## Task instructions
Copy out the passage below about the Wembley Stadium concourse word for word, from start to finish.

## Page
________
Inside the concourse, SSE had set up a photo opportunity, with long queues attesting to its popularity. Elsewhere, the clappers, football-shaped foam hands and other atmosphere-creating paraphernalia added to the sense of excitement. Again, ‘family’ was everywhere. Supporters either seemed to be part of extended family groups or junior girls’ teams. And they were hungry.
PICTURE: Inside Wembley Stadium (Mark Bradley)
The concourse choices ranged from the general food and drink dispensers to Krispy Kreme and Popcorn stands, a Nachos trailer and a Real Ale stand – as if any parents would need alcohol to get them through a day supervising a party of 30 kids. Generally, the service was good: quick, accurate and often smiling too.
________
## Dataset content
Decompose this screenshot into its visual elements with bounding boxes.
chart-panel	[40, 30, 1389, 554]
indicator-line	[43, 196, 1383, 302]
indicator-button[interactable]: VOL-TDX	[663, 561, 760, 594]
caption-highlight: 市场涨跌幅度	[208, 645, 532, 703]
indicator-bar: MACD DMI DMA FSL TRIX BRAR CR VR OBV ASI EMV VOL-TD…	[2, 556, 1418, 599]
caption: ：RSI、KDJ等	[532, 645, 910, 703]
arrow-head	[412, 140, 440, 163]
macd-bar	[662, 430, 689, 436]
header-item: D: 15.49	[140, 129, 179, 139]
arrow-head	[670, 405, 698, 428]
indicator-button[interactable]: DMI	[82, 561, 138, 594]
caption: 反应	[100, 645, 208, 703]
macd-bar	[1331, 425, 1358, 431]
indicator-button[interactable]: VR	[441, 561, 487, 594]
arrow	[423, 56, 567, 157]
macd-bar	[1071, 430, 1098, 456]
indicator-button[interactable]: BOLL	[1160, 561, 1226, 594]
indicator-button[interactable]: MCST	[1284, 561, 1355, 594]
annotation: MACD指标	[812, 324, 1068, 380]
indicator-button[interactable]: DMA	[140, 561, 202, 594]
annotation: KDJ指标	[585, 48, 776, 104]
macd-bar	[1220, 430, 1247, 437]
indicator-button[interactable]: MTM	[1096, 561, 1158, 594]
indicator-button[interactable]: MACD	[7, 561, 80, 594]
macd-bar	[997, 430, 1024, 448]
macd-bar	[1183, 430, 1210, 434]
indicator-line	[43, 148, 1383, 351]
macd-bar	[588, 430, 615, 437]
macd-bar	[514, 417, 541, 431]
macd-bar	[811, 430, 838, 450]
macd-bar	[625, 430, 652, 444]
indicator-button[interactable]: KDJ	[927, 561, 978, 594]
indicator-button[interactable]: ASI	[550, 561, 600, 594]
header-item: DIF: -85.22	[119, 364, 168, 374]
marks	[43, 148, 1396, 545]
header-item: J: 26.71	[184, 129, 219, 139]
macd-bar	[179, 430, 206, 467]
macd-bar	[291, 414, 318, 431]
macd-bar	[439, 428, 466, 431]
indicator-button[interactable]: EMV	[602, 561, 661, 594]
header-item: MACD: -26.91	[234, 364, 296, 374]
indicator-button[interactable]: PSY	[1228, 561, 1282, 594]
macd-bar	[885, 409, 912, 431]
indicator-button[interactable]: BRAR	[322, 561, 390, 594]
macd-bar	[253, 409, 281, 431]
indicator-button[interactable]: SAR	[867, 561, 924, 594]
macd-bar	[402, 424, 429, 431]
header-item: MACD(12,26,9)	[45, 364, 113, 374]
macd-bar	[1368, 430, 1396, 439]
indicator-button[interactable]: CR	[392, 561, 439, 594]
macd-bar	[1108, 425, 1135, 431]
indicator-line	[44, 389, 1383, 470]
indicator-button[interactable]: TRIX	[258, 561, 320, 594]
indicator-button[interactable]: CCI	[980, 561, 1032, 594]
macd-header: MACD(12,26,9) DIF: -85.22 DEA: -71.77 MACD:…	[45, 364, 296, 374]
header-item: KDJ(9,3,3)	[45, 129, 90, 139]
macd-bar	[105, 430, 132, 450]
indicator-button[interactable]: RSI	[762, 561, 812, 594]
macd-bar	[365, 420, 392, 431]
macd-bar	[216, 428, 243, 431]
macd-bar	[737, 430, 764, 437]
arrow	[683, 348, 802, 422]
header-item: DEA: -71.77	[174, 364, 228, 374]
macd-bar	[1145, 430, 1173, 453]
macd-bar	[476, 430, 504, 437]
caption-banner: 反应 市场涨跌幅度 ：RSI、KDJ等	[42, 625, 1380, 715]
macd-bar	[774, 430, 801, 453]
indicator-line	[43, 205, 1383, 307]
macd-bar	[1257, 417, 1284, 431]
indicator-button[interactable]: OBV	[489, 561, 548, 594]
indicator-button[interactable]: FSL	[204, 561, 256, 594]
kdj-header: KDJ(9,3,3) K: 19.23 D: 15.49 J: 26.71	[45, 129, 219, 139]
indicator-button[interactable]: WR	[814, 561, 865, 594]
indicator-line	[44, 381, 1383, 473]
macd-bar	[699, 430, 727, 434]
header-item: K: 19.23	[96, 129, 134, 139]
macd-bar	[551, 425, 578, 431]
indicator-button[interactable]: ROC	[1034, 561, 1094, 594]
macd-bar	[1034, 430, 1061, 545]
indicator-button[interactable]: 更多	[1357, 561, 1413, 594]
________
## Full output
Inside the concourse, SSE had set up a photo opportunity, with long queues attesting to its popularity. Elsewhere, the clappers, football-shaped foam hands and other atmosphere-creating paraphernalia added to the sense of excitement. Again, ‘family’ was everywhere. Supporters either seemed to be part of extended family groups or junior girls’ teams. And they were hungry.
PICTURE: Inside Wembley Stadium (Mark Bradley)
The concourse choices ranged from the general food and drink dispensers to Krispy Kreme and Popcorn stands, a Nachos trailer and a Real Ale stand – as if any parents would need alcohol to get them through a day supervising a party of 30 kids. Generally, the service was good: quick, accurate and often smiling too.